* **Requirement a**
In the guide on writing data to an in-memory, real-time table, what kind of table does a Dynamic Table Writer write data to?

* **Reading text**
※

Write data to an in-memory, real-time table
This guide covers publishing data to in-memory ticking tables with two methods:
A Table Publisher publishes data to a blink table, while a Dynamic Table Writer writes data to an append-only table. Both methods are great ways to ingest and publish data from external sources such as WebSockets and other live data sources. However, we recommend table_publisher
in most cases, as it provides a newer and more refined API, as well as native support for blink tables.
Table publisher
Table publisher uses the table_publisher
factory function to create an instance of the TablePublisher
as well as its linked blink table. From there:
- Add data to the blink table with
add
. - (Optionally) Store data history in a downstream table.
- (Optionally) Shut the publisher down when finished.
More sophisticated use cases will add steps but follow the same basic formula.
The factory function
The table_publisher
factory function returns a TablePublisher
and its linked blink table, in that order. The following code block creates a table publisher named My table publisher
that publishes to a blink table with two columns, X
and Y
, which are int
and double
data types, respectively.
from deephaven.stream.table_publisher import table_publisher
from deephaven import dtypes as dht
my_table, my_publisher = table_publisher(
name="My table publisher", col_defs={"X": dht.int32, "Y": dht.double}
)
Example: Getting started
The following example creates a table with three columns (X
, Y
, and Z
). The columns initially contain no data because add_table
has not yet been called.
from deephaven.stream.table_publisher import table_publisher
from deephaven import dtypes as dht
from deephaven import empty_table
coldefs = {"X": dht.int32, "Y": dht.double, "Z": dht.double}
def on_shutdown():
print("Table publisher is shut down.")

※

* **Records supplied**
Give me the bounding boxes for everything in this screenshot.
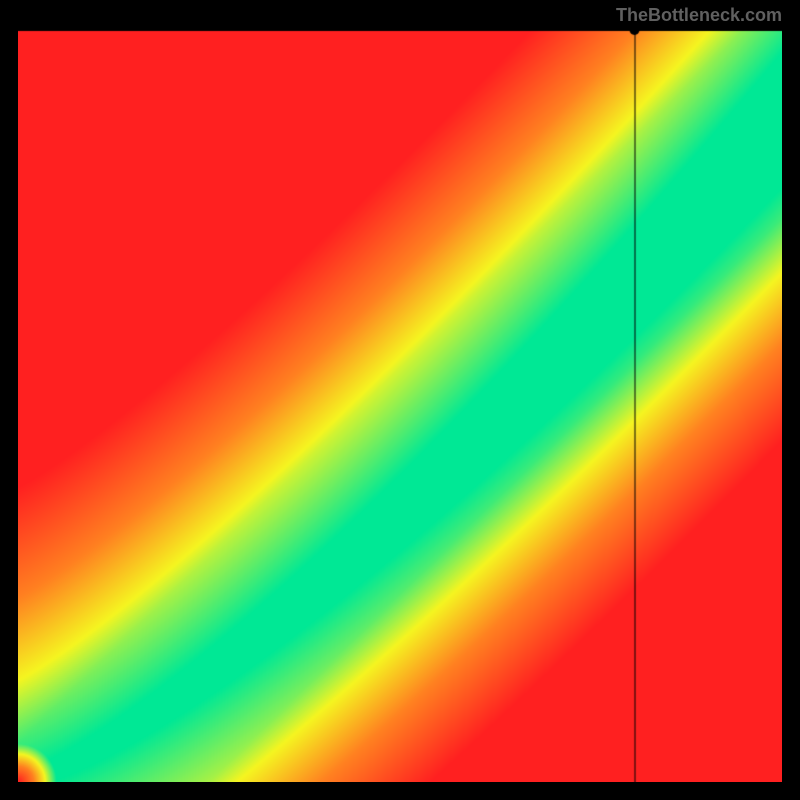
heatmap-area [18, 30, 782, 782]
heatmap-canvas [18, 30, 782, 782]
watermark-text: TheBottleneck.com [616, 5, 782, 26]
chart-container: TheBottleneck.com [0, 0, 800, 800]
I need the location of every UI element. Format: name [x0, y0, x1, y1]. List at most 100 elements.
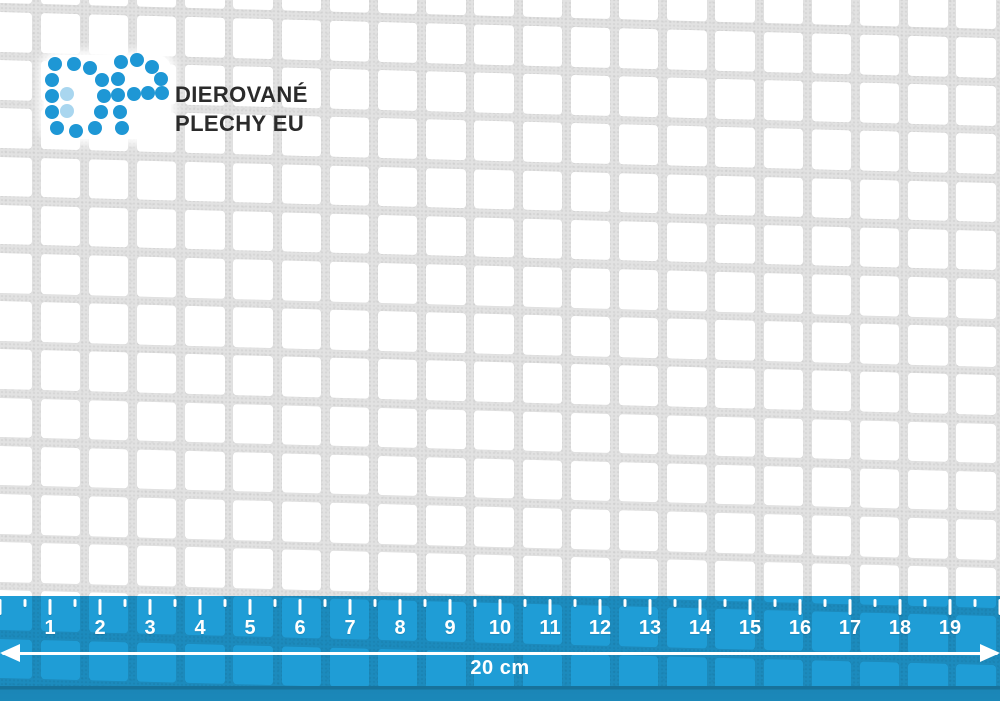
perforation-hole	[0, 252, 32, 294]
ruler-tick-minor	[973, 599, 977, 607]
perforation-hole	[811, 81, 852, 122]
perforation-hole	[859, 323, 900, 365]
perforation-hole	[859, 82, 900, 124]
ruler-tick-major	[298, 599, 302, 615]
perforation-hole	[136, 449, 177, 490]
perforation-hole	[136, 15, 177, 57]
perforation-hole	[715, 512, 755, 554]
perforation-hole	[377, 455, 418, 497]
perforation-hole	[329, 406, 370, 447]
ruler-number: 7	[344, 617, 356, 639]
perforation-hole	[233, 500, 273, 541]
perforation-hole	[859, 371, 900, 413]
perforation-hole	[426, 167, 466, 209]
ruler-tick-major	[698, 599, 702, 615]
perforation-hole	[0, 11, 32, 53]
perforation-hole	[0, 445, 32, 487]
perforation-hole	[474, 506, 514, 547]
perforation-hole	[136, 304, 177, 346]
perforation-hole	[667, 222, 707, 263]
perforation-hole	[618, 76, 659, 117]
perforation-hole	[908, 132, 948, 173]
ruler-marks: 20 cm 1 2 3 4 5 6 7 8 9 10 11 12 13 14 15 16 17 18 19	[0, 596, 1000, 701]
perforation-hole	[956, 181, 996, 223]
perforation-hole	[763, 369, 803, 410]
perforation-hole	[0, 204, 32, 246]
ruler-number: 4	[194, 617, 206, 639]
perforation-hole	[811, 322, 852, 363]
perforation-hole	[570, 267, 611, 309]
ruler-tick-major	[548, 599, 552, 615]
perforation-hole	[281, 308, 321, 350]
perforation-hole	[281, 356, 321, 398]
perforation-hole	[185, 306, 225, 347]
ruler-tick-minor	[323, 599, 327, 607]
perforation-hole	[811, 418, 852, 460]
perforation-hole	[715, 319, 755, 361]
perforation-hole	[474, 120, 514, 162]
perforation-hole	[426, 553, 466, 594]
ruler-tick-minor	[923, 599, 927, 607]
ruler-number: 11	[539, 617, 561, 639]
ruler-number: 14	[688, 617, 712, 639]
perforation-hole	[377, 70, 418, 111]
logo-dot	[113, 105, 127, 119]
logo-dot	[60, 87, 74, 101]
perforation-hole	[136, 497, 177, 539]
perforation-hole	[570, 460, 611, 502]
perforation-hole	[474, 169, 514, 210]
ruler-tick-major	[648, 599, 652, 615]
perforation-hole	[811, 467, 852, 508]
perforation-hole	[474, 0, 514, 17]
ruler-tick-major	[748, 599, 752, 615]
perforation-hole	[185, 16, 225, 58]
ruler-tick-minor	[873, 599, 877, 607]
perforation-hole	[715, 30, 755, 72]
logo-dot	[130, 53, 144, 67]
brand-name: DIEROVANÉ PLECHY EU	[175, 80, 308, 138]
perforation-hole	[329, 358, 370, 399]
perforation-hole	[956, 85, 996, 126]
logo-dot	[141, 86, 155, 100]
perforation-hole	[136, 545, 177, 587]
perforation-hole	[329, 309, 370, 351]
perforation-hole	[474, 72, 514, 114]
perforation-hole	[40, 302, 80, 343]
perforation-hole	[618, 365, 659, 407]
ruler-tick-major	[798, 599, 802, 615]
perforation-hole	[811, 33, 852, 74]
perforation-hole	[88, 544, 129, 586]
perforation-hole	[522, 314, 562, 356]
perforation-hole	[136, 208, 177, 249]
perforation-hole	[956, 422, 996, 464]
perforation-hole	[329, 261, 370, 303]
perforation-hole	[426, 23, 466, 64]
logo-dot	[45, 73, 59, 87]
ruler-number: 5	[244, 617, 256, 639]
perforation-hole	[329, 165, 370, 206]
perforation-hole	[426, 215, 466, 257]
perforation-hole	[0, 59, 32, 101]
perforation-hole	[667, 463, 707, 504]
ruler-tick-minor	[773, 599, 777, 607]
ruler-tick-major	[148, 599, 152, 615]
perforation-hole	[715, 127, 755, 168]
perforation-hole	[136, 352, 177, 394]
ruler-tick-major	[0, 599, 2, 615]
perforation-hole	[667, 125, 707, 167]
perforation-hole	[474, 410, 514, 451]
perforation-hole	[618, 221, 659, 262]
logo-dot	[114, 55, 128, 69]
perforation-hole	[0, 0, 32, 5]
perforation-hole	[40, 0, 80, 6]
perforation-hole	[88, 207, 129, 248]
perforation-hole	[0, 493, 32, 535]
perforation-hole	[763, 80, 803, 121]
perforation-hole	[136, 160, 177, 201]
perforation-hole	[281, 19, 321, 60]
ruler-tick-major	[48, 599, 52, 615]
perforation-hole	[522, 459, 562, 501]
arrowhead-right-icon	[980, 644, 1000, 662]
perforation-hole	[185, 209, 225, 251]
ruler-tick-minor	[173, 599, 177, 607]
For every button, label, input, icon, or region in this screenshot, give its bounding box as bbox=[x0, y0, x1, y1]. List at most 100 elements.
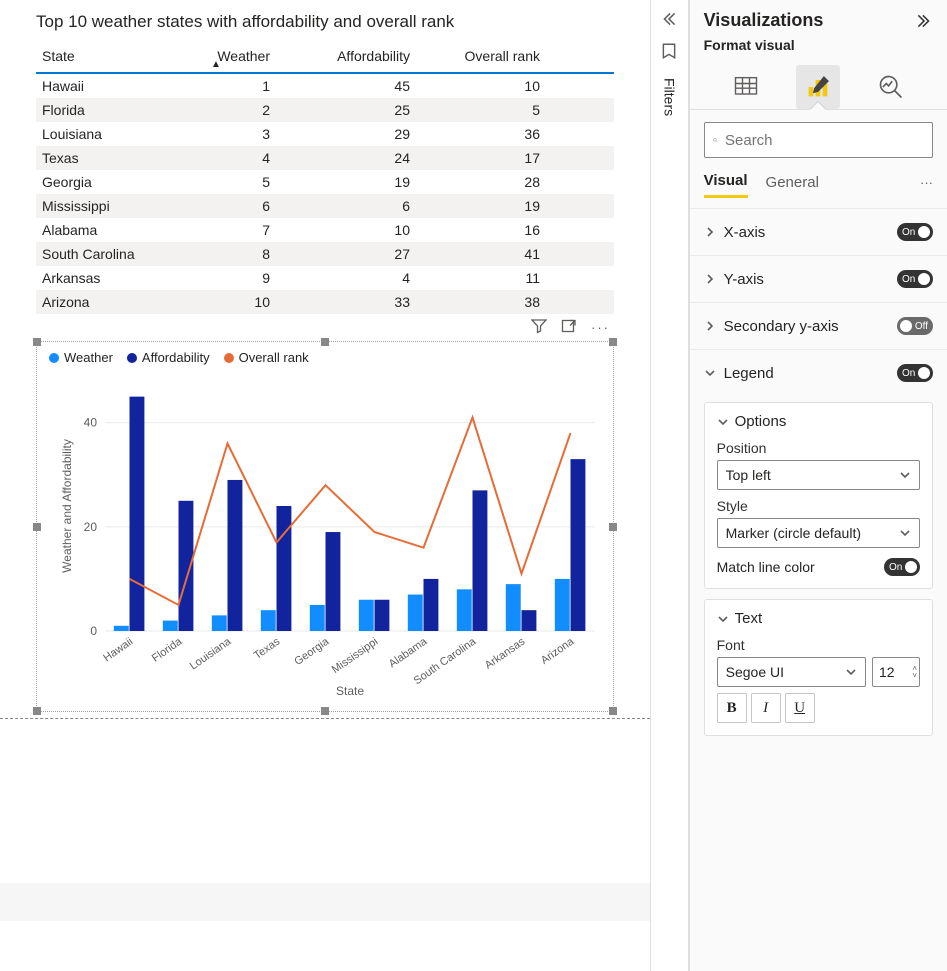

※

* **Requirement b**
From the records, extract the stretch from the line containing "252, 32, 294]" through the line containing "167, 466, 209]", both included, and reproduce those lines unchanged.

* **Exercise result a**
An append-only table.

* **Exercise result b**
perforation-hole	[0, 252, 32, 294]
ruler-tick-minor	[973, 599, 977, 607]
perforation-hole	[811, 81, 852, 122]
perforation-hole	[859, 323, 900, 365]
perforation-hole	[859, 82, 900, 124]
ruler-tick-major	[298, 599, 302, 615]
perforation-hole	[136, 449, 177, 490]
perforation-hole	[136, 15, 177, 57]
perforation-hole	[715, 512, 755, 554]
perforation-hole	[377, 455, 418, 497]
perforation-hole	[329, 406, 370, 447]
ruler-number: 7	[344, 617, 356, 639]
perforation-hole	[233, 500, 273, 541]
perforation-hole	[859, 371, 900, 413]
perforation-hole	[426, 167, 466, 209]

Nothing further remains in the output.